━━ Data shown

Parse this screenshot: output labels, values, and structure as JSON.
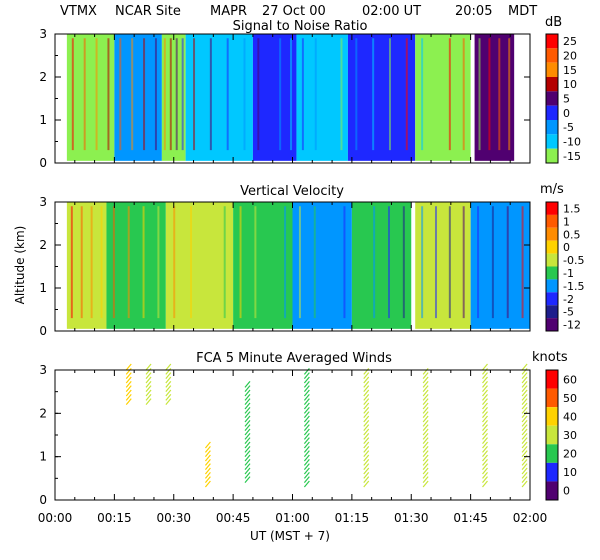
{
  "header": {
    "station": "VTMX",
    "site": "NCAR Site",
    "instrument": "MAPR",
    "date": "27 Oct 00",
    "time_ut": "02:00 UT",
    "time_local": "20:05",
    "tz": "MDT"
  },
  "x_axis": {
    "label": "UT  (MST + 7)",
    "ticks": [
      "00:00",
      "00:15",
      "00:30",
      "00:45",
      "01:00",
      "01:15",
      "01:30",
      "01:45",
      "02:00"
    ],
    "range_minutes": [
      0,
      120
    ]
  },
  "y_axis_label": "Altitude (km)",
  "chart_data": [
    {
      "type": "heatmap",
      "title": "Signal to Noise Ratio",
      "unit": "dB",
      "ylim": [
        0,
        3
      ],
      "yticks": [
        "0",
        "1",
        "2",
        "3"
      ],
      "colorbar_labels": [
        "25",
        "20",
        "15",
        "10",
        "5",
        "0",
        "-5",
        "-10",
        "-15"
      ],
      "colors": [
        "#ff0000",
        "#ff5a00",
        "#ff8c00",
        "#b40000",
        "#500070",
        "#1e28ff",
        "#0096ff",
        "#00c8ff",
        "#8cf050"
      ],
      "columns": [
        {
          "start": 3,
          "end": 15,
          "color": "#8cf050"
        },
        {
          "start": 15,
          "end": 27,
          "color": "#0096ff"
        },
        {
          "start": 27,
          "end": 33,
          "color": "#8cf050"
        },
        {
          "start": 33,
          "end": 50,
          "color": "#00c8ff"
        },
        {
          "start": 50,
          "end": 61,
          "color": "#1e28ff"
        },
        {
          "start": 61,
          "end": 74,
          "color": "#00c8ff"
        },
        {
          "start": 74,
          "end": 91,
          "color": "#1e28ff"
        },
        {
          "start": 91,
          "end": 105,
          "color": "#8cf050"
        },
        {
          "start": 106,
          "end": 116,
          "color": "#500070"
        }
      ]
    },
    {
      "type": "heatmap",
      "title": "Vertical Velocity",
      "unit": "m/s",
      "ylim": [
        0,
        3
      ],
      "yticks": [
        "0",
        "1",
        "2",
        "3"
      ],
      "colorbar_labels": [
        "1.5",
        "1",
        "0.5",
        "0",
        "-0.5",
        "-1",
        "-1.5",
        "-2",
        "-5",
        "-12"
      ],
      "colors": [
        "#ff0000",
        "#ff5a00",
        "#ff8c00",
        "#ffd200",
        "#c8e63c",
        "#28c850",
        "#0096ff",
        "#1e28ff",
        "#1e1e8c",
        "#500070"
      ],
      "columns": [
        {
          "start": 3,
          "end": 13,
          "color": "#c8e63c"
        },
        {
          "start": 13,
          "end": 28,
          "color": "#28c850"
        },
        {
          "start": 28,
          "end": 45,
          "color": "#c8e63c"
        },
        {
          "start": 45,
          "end": 60,
          "color": "#28c850"
        },
        {
          "start": 60,
          "end": 75,
          "color": "#0096ff"
        },
        {
          "start": 75,
          "end": 90,
          "color": "#28c850"
        },
        {
          "start": 91,
          "end": 105,
          "color": "#c8e63c"
        },
        {
          "start": 105,
          "end": 120,
          "color": "#0096ff"
        }
      ]
    },
    {
      "type": "scatter",
      "title": "FCA 5 Minute Averaged Winds",
      "unit": "knots",
      "ylim": [
        0,
        3
      ],
      "yticks": [
        "0",
        "1",
        "2",
        "3"
      ],
      "colorbar_labels": [
        "60",
        "50",
        "40",
        "30",
        "20",
        "10",
        "0"
      ],
      "colors": [
        "#ff0000",
        "#ff5a00",
        "#ff8c00",
        "#ffd200",
        "#c8e63c",
        "#28c850",
        "#0096ff",
        "#1e28ff",
        "#500070"
      ],
      "profiles": [
        {
          "t": 18,
          "z0": 2.2,
          "z1": 3.0,
          "color": "#ffd200"
        },
        {
          "t": 23,
          "z0": 2.2,
          "z1": 3.0,
          "color": "#c8e63c"
        },
        {
          "t": 28,
          "z0": 2.2,
          "z1": 3.0,
          "color": "#c8e63c"
        },
        {
          "t": 38,
          "z0": 0.3,
          "z1": 1.2,
          "color": "#ffd200"
        },
        {
          "t": 48,
          "z0": 0.4,
          "z1": 2.6,
          "color": "#28c850"
        },
        {
          "t": 63,
          "z0": 0.3,
          "z1": 2.9,
          "color": "#28c850"
        },
        {
          "t": 78,
          "z0": 0.3,
          "z1": 2.9,
          "color": "#c8e63c"
        },
        {
          "t": 93,
          "z0": 0.3,
          "z1": 2.9,
          "color": "#c8e63c"
        },
        {
          "t": 108,
          "z0": 0.3,
          "z1": 3.0,
          "color": "#c8e63c"
        },
        {
          "t": 118,
          "z0": 0.3,
          "z1": 3.0,
          "color": "#c8e63c"
        }
      ]
    }
  ]
}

━━━━

Will you set down the records word for word while leaving out every picture?

### Finished answer
Parse this screenshot: output labels, values, and structure as JSON.
{
  "header": {
    "station": "VTMX",
    "site": "NCAR Site",
    "instrument": "MAPR",
    "date": "27 Oct 00",
    "time_ut": "02:00 UT",
    "time_local": "20:05",
    "tz": "MDT"
  },
  "x_axis": {
    "label": "UT  (MST + 7)",
    "ticks": [
      "00:00",
      "00:15",
      "00:30",
      "00:45",
      "01:00",
      "01:15",
      "01:30",
      "01:45",
      "02:00"
    ],
    "range_minutes": [
      0,
      120
    ]
  },
  "y_axis_label": "Altitude (km)",
  "chart_data": [
    {
      "type": "heatmap",
      "title": "Signal to Noise Ratio",
      "unit": "dB",
      "ylim": [
        0,
        3
      ],
      "yticks": [
        "0",
        "1",
        "2",
        "3"
      ],
      "colorbar_labels": [
        "25",
        "20",
        "15",
        "10",
        "5",
        "0",
        "-5",
        "-10",
        "-15"
      ],
      "colors": [
        "#ff0000",
        "#ff5a00",
        "#ff8c00",
        "#b40000",
        "#500070",
        "#1e28ff",
        "#0096ff",
        "#00c8ff",
        "#8cf050"
      ],
      "columns": [
        {
          "start": 3,
          "end": 15,
          "color": "#8cf050"
        },
        {
          "start": 15,
          "end": 27,
          "color": "#0096ff"
        },
        {
          "start": 27,
          "end": 33,
          "color": "#8cf050"
        },
        {
          "start": 33,
          "end": 50,
          "color": "#00c8ff"
        },
        {
          "start": 50,
          "end": 61,
          "color": "#1e28ff"
        },
        {
          "start": 61,
          "end": 74,
          "color": "#00c8ff"
        },
        {
          "start": 74,
          "end": 91,
          "color": "#1e28ff"
        },
        {
          "start": 91,
          "end": 105,
          "color": "#8cf050"
        },
        {
          "start": 106,
          "end": 116,
          "color": "#500070"
        }
      ]
    },
    {
      "type": "heatmap",
      "title": "Vertical Velocity",
      "unit": "m/s",
      "ylim": [
        0,
        3
      ],
      "yticks": [
        "0",
        "1",
        "2",
        "3"
      ],
      "colorbar_labels": [
        "1.5",
        "1",
        "0.5",
        "0",
        "-0.5",
        "-1",
        "-1.5",
        "-2",
        "-5",
        "-12"
      ],
      "colors": [
        "#ff0000",
        "#ff5a00",
        "#ff8c00",
        "#ffd200",
        "#c8e63c",
        "#28c850",
        "#0096ff",
        "#1e28ff",
        "#1e1e8c",
        "#500070"
      ],
      "columns": [
        {
          "start": 3,
          "end": 13,
          "color": "#c8e63c"
        },
        {
          "start": 13,
          "end": 28,
          "color": "#28c850"
        },
        {
          "start": 28,
          "end": 45,
          "color": "#c8e63c"
        },
        {
          "start": 45,
          "end": 60,
          "color": "#28c850"
        },
        {
          "start": 60,
          "end": 75,
          "color": "#0096ff"
        },
        {
          "start": 75,
          "end": 90,
          "color": "#28c850"
        },
        {
          "start": 91,
          "end": 105,
          "color": "#c8e63c"
        },
        {
          "start": 105,
          "end": 120,
          "color": "#0096ff"
        }
      ]
    },
    {
      "type": "scatter",
      "title": "FCA 5 Minute Averaged Winds",
      "unit": "knots",
      "ylim": [
        0,
        3
      ],
      "yticks": [
        "0",
        "1",
        "2",
        "3"
      ],
      "colorbar_labels": [
        "60",
        "50",
        "40",
        "30",
        "20",
        "10",
        "0"
      ],
      "colors": [
        "#ff0000",
        "#ff5a00",
        "#ff8c00",
        "#ffd200",
        "#c8e63c",
        "#28c850",
        "#0096ff",
        "#1e28ff",
        "#500070"
      ],
      "profiles": [
        {
          "t": 18,
          "z0": 2.2,
          "z1": 3.0,
          "color": "#ffd200"
        },
        {
          "t": 23,
          "z0": 2.2,
          "z1": 3.0,
          "color": "#c8e63c"
        },
        {
          "t": 28,
          "z0": 2.2,
          "z1": 3.0,
          "color": "#c8e63c"
        },
        {
          "t": 38,
          "z0": 0.3,
          "z1": 1.2,
          "color": "#ffd200"
        },
        {
          "t": 48,
          "z0": 0.4,
          "z1": 2.6,
          "color": "#28c850"
        },
        {
          "t": 63,
          "z0": 0.3,
          "z1": 2.9,
          "color": "#28c850"
        },
        {
          "t": 78,
          "z0": 0.3,
          "z1": 2.9,
          "color": "#c8e63c"
        },
        {
          "t": 93,
          "z0": 0.3,
          "z1": 2.9,
          "color": "#c8e63c"
        },
        {
          "t": 108,
          "z0": 0.3,
          "z1": 3.0,
          "color": "#c8e63c"
        },
        {
          "t": 118,
          "z0": 0.3,
          "z1": 3.0,
          "color": "#c8e63c"
        }
      ]
    }
  ]
}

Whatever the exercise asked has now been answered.